_Brief_
Identify and pull out each line of the entries in which "Spezialitäten" occurs.

_Material for this exercise_
▽

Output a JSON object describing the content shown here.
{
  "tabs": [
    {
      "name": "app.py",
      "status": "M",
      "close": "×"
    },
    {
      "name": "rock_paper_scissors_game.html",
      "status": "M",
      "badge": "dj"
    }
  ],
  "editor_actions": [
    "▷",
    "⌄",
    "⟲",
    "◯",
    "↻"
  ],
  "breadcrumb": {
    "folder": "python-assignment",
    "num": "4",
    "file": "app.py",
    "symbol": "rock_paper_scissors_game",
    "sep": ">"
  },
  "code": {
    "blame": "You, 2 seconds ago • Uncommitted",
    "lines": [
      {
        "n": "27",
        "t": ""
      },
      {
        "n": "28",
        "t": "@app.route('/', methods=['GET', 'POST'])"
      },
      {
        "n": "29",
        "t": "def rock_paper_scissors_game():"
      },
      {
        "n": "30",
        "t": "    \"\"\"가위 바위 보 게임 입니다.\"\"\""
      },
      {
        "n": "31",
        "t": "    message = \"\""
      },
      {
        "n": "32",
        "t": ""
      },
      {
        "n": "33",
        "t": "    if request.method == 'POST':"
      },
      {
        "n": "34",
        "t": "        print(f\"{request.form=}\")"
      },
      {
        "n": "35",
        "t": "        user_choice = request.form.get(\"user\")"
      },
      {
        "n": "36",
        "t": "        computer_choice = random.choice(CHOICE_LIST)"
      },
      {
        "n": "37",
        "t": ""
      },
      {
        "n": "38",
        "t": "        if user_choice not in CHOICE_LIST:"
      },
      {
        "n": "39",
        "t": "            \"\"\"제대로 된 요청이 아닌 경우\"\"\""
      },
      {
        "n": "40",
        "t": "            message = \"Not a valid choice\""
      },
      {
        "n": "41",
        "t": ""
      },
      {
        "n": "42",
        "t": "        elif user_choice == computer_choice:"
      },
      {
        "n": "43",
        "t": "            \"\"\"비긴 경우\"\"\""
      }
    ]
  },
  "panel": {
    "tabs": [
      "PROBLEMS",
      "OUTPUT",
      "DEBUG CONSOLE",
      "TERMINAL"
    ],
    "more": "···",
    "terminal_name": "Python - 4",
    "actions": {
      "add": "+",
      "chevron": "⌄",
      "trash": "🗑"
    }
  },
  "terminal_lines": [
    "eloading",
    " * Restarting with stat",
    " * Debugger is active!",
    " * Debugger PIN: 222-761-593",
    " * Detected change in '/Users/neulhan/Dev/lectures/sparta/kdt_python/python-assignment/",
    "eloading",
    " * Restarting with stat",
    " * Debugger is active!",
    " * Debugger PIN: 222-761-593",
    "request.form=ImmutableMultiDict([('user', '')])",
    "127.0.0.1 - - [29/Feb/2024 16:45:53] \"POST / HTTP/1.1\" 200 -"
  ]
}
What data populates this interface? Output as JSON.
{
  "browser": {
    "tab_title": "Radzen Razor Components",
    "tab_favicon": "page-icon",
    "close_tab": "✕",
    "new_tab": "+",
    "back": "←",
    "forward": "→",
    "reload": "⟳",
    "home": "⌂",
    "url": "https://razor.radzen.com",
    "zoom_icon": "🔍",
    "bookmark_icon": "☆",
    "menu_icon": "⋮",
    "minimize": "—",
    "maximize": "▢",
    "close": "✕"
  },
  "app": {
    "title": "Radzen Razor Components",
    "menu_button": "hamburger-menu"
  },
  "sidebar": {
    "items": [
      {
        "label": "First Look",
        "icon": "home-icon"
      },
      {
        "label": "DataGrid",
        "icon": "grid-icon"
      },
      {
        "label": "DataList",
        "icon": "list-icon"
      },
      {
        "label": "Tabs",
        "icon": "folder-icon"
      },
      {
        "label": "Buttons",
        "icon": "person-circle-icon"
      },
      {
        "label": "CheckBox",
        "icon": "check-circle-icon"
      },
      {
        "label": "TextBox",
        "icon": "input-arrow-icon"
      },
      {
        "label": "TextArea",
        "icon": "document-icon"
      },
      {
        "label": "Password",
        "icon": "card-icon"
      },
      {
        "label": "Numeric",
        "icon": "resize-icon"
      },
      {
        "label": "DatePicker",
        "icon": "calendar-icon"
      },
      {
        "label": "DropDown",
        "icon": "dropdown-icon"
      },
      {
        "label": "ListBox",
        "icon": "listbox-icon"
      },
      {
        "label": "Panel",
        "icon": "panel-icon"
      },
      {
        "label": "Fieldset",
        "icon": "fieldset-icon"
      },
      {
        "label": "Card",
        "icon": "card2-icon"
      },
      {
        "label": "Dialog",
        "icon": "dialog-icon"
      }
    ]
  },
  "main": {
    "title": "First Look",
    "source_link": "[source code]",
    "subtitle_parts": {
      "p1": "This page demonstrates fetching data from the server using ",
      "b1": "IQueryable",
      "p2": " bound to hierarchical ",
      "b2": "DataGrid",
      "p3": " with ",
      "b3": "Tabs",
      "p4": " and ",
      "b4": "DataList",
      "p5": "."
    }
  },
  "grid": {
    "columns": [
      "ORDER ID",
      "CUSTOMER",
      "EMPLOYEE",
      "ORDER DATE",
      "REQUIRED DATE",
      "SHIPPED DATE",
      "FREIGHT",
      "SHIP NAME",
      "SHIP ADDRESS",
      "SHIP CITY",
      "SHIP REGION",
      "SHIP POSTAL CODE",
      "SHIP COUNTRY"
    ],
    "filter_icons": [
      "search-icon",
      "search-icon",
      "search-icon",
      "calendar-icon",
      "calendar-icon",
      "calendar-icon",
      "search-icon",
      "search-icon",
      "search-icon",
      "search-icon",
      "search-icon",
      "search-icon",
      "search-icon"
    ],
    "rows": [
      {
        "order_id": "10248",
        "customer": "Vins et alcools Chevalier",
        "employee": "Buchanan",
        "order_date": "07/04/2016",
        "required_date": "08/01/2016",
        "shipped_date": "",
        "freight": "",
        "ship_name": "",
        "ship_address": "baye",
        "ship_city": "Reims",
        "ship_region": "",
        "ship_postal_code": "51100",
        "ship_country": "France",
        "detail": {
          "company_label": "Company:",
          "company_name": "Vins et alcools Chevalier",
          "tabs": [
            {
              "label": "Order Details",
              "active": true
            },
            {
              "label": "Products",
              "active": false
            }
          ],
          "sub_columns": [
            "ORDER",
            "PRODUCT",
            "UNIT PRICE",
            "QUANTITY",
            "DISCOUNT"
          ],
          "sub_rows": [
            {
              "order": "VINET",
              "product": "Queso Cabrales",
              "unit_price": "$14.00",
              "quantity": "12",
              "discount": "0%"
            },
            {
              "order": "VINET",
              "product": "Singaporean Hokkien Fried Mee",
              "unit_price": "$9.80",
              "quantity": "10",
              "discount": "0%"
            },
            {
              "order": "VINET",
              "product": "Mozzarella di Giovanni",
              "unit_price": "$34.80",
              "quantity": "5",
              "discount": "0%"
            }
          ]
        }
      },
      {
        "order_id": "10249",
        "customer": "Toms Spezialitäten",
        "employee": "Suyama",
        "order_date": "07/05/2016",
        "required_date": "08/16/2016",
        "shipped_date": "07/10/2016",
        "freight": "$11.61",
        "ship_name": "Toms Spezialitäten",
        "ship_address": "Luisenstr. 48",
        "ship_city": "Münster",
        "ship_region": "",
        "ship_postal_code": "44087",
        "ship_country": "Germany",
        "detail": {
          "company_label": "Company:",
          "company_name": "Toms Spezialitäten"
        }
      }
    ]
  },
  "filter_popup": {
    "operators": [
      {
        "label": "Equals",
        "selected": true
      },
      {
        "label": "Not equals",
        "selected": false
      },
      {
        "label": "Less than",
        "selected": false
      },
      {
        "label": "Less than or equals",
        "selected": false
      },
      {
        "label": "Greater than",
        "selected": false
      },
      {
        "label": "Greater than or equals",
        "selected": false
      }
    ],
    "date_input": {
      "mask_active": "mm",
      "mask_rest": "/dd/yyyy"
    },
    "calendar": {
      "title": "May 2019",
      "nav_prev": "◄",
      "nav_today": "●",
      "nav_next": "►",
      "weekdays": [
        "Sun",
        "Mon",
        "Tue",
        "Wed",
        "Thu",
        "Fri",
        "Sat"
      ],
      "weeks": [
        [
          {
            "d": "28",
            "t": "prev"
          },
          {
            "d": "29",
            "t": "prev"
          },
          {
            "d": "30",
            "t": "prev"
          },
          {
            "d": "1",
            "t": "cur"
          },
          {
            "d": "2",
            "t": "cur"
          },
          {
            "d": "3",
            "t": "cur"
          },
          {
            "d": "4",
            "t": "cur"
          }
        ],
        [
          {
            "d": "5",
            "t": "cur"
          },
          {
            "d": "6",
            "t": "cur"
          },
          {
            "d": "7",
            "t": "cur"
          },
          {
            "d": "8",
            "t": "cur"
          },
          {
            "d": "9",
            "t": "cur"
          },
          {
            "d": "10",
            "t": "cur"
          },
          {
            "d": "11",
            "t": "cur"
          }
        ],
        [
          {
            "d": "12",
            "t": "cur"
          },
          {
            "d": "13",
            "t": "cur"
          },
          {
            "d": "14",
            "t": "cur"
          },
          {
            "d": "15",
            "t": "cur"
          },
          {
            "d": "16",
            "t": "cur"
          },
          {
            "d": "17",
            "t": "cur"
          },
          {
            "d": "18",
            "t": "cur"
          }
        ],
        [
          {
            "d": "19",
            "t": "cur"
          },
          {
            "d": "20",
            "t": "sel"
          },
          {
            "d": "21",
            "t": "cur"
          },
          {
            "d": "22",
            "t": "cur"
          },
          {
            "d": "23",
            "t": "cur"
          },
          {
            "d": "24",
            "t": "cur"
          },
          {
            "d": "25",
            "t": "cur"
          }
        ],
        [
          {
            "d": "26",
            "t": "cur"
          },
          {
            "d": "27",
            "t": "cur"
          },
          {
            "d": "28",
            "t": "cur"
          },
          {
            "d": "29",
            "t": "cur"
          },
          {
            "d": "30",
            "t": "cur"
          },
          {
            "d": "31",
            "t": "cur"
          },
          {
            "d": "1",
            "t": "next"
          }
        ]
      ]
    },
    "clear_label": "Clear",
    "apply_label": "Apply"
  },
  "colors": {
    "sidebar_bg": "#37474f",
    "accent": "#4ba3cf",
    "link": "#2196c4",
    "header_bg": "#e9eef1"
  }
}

△

_Response_
        "customer": "Toms Spezialitäten",
        "ship_name": "Toms Spezialitäten",
          "company_name": "Toms Spezialitäten"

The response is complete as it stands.